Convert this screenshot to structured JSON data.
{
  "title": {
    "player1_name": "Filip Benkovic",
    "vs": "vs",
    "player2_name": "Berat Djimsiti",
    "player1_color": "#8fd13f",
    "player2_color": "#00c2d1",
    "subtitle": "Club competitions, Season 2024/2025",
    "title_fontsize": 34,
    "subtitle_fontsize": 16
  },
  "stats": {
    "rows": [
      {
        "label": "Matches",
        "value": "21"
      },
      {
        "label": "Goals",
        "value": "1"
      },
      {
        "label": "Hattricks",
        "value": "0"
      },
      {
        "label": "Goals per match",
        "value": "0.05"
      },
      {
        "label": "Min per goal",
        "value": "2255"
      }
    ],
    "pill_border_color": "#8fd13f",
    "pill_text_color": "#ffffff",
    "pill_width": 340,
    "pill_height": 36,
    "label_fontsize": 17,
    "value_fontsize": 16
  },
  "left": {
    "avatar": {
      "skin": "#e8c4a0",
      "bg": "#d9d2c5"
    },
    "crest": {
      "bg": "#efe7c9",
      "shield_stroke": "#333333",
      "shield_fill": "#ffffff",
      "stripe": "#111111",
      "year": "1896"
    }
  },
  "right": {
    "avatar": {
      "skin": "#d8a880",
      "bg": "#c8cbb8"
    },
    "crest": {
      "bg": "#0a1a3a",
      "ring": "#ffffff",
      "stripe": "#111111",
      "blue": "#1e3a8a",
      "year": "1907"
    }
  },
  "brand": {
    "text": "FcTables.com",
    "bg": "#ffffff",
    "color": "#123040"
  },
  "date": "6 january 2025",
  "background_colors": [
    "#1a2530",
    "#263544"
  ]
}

^^^^^^^^

Exercise: Reproduce the data in its entirety, matching each character.

Exercise answer:
Convert this screenshot to structured JSON data.
{
  "title": {
    "player1_name": "Filip Benkovic",
    "vs": "vs",
    "player2_name": "Berat Djimsiti",
    "player1_color": "#8fd13f",
    "player2_color": "#00c2d1",
    "subtitle": "Club competitions, Season 2024/2025",
    "title_fontsize": 34,
    "subtitle_fontsize": 16
  },
  "stats": {
    "rows": [
      {
        "label": "Matches",
        "value": "21"
      },
      {
        "label": "Goals",
        "value": "1"
      },
      {
        "label": "Hattricks",
        "value": "0"
      },
      {
        "label": "Goals per match",
        "value": "0.05"
      },
      {
        "label": "Min per goal",
        "value": "2255"
      }
    ],
    "pill_border_color": "#8fd13f",
    "pill_text_color": "#ffffff",
    "pill_width": 340,
    "pill_height": 36,
    "label_fontsize": 17,
    "value_fontsize": 16
  },
  "left": {
    "avatar": {
      "skin": "#e8c4a0",
      "bg": "#d9d2c5"
    },
    "crest": {
      "bg": "#efe7c9",
      "shield_stroke": "#333333",
      "shield_fill": "#ffffff",
      "stripe": "#111111",
      "year": "1896"
    }
  },
  "right": {
    "avatar": {
      "skin": "#d8a880",
      "bg": "#c8cbb8"
    },
    "crest": {
      "bg": "#0a1a3a",
      "ring": "#ffffff",
      "stripe": "#111111",
      "blue": "#1e3a8a",
      "year": "1907"
    }
  },
  "brand": {
    "text": "FcTables.com",
    "bg": "#ffffff",
    "color": "#123040"
  },
  "date": "6 january 2025",
  "background_colors": [
    "#1a2530",
    "#263544"
  ]
}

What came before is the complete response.